Work to complete => From the records below, pull each line that has "this".

Supplied entries =>
*****
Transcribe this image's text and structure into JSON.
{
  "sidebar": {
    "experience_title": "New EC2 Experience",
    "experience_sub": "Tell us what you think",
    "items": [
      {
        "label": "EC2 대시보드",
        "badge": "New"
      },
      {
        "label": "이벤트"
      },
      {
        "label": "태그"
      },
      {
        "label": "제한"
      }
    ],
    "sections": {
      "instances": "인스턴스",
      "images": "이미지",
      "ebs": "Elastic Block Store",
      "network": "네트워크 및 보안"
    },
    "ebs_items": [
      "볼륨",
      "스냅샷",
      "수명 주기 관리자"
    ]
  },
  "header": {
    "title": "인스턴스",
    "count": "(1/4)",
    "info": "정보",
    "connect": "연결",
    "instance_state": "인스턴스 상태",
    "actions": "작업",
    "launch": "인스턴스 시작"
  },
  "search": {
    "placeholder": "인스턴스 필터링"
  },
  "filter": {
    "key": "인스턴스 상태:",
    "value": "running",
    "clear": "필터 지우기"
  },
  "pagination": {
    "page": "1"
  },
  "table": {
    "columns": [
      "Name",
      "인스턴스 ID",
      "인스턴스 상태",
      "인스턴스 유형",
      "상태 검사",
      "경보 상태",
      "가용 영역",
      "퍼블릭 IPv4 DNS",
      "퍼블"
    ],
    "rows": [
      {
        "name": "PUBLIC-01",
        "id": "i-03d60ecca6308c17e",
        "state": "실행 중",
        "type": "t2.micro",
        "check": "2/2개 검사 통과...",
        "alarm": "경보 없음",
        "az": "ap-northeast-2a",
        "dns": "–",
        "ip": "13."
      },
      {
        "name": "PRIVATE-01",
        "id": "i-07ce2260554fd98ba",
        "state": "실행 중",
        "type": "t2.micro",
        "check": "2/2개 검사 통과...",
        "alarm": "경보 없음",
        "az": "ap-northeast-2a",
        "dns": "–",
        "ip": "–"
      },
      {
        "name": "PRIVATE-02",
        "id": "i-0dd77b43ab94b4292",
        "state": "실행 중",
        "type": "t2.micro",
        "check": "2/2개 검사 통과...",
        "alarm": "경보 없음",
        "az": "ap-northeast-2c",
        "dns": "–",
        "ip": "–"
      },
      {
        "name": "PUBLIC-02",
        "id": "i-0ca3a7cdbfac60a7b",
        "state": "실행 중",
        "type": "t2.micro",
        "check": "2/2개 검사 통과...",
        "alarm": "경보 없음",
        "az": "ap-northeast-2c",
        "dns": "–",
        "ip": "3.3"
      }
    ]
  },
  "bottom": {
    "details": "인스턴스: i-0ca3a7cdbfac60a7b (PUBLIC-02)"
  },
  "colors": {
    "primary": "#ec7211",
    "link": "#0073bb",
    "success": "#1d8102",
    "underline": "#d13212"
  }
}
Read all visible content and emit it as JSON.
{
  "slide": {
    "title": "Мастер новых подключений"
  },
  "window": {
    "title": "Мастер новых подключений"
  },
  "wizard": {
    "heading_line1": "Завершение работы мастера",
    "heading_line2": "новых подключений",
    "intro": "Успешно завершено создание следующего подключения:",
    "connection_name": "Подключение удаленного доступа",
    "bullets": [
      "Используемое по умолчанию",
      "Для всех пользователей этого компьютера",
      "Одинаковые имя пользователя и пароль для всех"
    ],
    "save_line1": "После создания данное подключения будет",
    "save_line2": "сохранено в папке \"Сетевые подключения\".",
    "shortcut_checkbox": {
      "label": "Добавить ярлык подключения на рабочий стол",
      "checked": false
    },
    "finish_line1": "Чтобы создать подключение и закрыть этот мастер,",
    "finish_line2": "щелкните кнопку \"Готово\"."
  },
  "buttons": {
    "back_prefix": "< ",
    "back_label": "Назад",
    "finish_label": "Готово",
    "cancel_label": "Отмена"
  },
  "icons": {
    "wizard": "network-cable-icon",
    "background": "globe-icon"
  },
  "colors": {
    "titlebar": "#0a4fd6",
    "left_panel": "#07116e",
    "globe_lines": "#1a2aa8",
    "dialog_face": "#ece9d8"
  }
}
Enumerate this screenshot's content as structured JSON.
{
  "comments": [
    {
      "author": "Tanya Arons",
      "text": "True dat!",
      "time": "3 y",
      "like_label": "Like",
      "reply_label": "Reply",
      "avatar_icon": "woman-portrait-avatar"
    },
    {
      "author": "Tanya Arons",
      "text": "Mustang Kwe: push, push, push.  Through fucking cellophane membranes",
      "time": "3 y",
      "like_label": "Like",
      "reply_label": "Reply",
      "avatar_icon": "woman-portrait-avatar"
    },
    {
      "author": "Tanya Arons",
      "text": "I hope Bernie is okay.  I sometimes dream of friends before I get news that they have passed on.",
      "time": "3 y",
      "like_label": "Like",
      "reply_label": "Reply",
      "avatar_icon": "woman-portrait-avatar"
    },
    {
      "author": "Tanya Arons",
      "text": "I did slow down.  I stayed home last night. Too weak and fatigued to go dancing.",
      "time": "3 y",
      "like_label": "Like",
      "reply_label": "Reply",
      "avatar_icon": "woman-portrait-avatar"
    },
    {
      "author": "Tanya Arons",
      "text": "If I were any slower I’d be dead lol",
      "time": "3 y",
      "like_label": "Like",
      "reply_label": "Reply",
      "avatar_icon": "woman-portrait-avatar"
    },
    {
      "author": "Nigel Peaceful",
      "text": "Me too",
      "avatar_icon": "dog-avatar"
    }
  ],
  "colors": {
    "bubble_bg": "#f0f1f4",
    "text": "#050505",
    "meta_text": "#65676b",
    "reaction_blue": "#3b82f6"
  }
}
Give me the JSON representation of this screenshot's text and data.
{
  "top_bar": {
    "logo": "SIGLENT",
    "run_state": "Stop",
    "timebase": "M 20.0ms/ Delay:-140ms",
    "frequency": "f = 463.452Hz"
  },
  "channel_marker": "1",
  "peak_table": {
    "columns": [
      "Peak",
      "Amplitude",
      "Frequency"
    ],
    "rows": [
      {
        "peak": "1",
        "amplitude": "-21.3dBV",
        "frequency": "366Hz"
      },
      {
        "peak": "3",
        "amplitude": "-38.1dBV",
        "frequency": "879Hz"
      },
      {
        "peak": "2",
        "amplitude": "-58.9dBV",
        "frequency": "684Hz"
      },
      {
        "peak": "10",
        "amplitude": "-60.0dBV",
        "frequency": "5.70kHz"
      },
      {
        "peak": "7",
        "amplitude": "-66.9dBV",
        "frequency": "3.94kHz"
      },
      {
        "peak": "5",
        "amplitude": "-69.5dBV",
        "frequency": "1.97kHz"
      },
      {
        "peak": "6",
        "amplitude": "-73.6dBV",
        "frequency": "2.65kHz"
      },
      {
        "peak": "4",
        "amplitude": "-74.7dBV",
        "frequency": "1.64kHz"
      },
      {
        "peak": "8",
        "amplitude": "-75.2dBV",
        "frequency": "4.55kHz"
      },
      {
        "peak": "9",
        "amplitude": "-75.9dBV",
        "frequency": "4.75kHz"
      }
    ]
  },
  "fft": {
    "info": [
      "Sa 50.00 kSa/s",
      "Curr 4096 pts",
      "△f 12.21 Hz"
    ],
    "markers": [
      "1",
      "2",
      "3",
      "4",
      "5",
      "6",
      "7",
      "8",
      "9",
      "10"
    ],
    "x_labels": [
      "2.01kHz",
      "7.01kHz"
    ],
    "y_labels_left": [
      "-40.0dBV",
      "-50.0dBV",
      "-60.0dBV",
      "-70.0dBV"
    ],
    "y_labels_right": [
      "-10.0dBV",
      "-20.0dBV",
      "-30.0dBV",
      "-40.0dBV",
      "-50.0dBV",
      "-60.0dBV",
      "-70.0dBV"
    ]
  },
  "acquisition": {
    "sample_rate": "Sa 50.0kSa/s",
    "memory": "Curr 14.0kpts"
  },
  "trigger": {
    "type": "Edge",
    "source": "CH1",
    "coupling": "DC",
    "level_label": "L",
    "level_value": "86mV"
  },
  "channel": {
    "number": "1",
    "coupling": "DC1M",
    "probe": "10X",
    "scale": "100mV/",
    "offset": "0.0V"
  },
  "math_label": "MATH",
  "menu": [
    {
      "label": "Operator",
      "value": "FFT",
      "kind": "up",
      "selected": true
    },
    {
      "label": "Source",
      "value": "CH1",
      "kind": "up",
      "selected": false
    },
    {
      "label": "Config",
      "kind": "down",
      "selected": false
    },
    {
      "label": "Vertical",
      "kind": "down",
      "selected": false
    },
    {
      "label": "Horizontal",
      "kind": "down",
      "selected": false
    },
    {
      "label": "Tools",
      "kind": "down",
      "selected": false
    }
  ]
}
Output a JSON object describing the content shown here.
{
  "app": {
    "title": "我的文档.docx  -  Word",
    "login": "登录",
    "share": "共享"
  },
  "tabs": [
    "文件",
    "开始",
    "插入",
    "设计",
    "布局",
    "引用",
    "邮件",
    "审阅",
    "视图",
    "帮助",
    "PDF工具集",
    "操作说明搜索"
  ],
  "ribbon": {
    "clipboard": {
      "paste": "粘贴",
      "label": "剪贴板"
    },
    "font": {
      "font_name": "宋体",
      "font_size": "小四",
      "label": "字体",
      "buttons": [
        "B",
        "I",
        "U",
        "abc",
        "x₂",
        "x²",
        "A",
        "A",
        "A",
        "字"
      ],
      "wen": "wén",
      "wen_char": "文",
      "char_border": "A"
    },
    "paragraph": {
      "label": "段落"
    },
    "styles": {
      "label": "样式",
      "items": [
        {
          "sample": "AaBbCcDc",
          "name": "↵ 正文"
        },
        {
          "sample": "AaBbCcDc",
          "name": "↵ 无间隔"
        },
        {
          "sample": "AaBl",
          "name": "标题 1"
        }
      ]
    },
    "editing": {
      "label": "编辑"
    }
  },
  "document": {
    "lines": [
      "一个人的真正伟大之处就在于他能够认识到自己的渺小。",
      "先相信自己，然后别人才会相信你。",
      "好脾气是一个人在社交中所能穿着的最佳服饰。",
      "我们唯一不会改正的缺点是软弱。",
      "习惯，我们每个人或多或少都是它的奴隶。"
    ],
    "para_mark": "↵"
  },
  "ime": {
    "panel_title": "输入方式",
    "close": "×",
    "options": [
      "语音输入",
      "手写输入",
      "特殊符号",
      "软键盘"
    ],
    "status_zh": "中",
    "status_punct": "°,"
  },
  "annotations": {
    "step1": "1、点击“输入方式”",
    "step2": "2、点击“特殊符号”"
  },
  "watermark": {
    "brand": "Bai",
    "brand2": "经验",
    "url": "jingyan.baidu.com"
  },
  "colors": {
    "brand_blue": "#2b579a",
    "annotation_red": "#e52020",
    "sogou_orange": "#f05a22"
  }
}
*****
Output of the task =>
Transcribe this image's text and structure into JSON.
Enumerate this screenshot's content as structured JSON.
Give me the JSON representation of this screenshot's text and data.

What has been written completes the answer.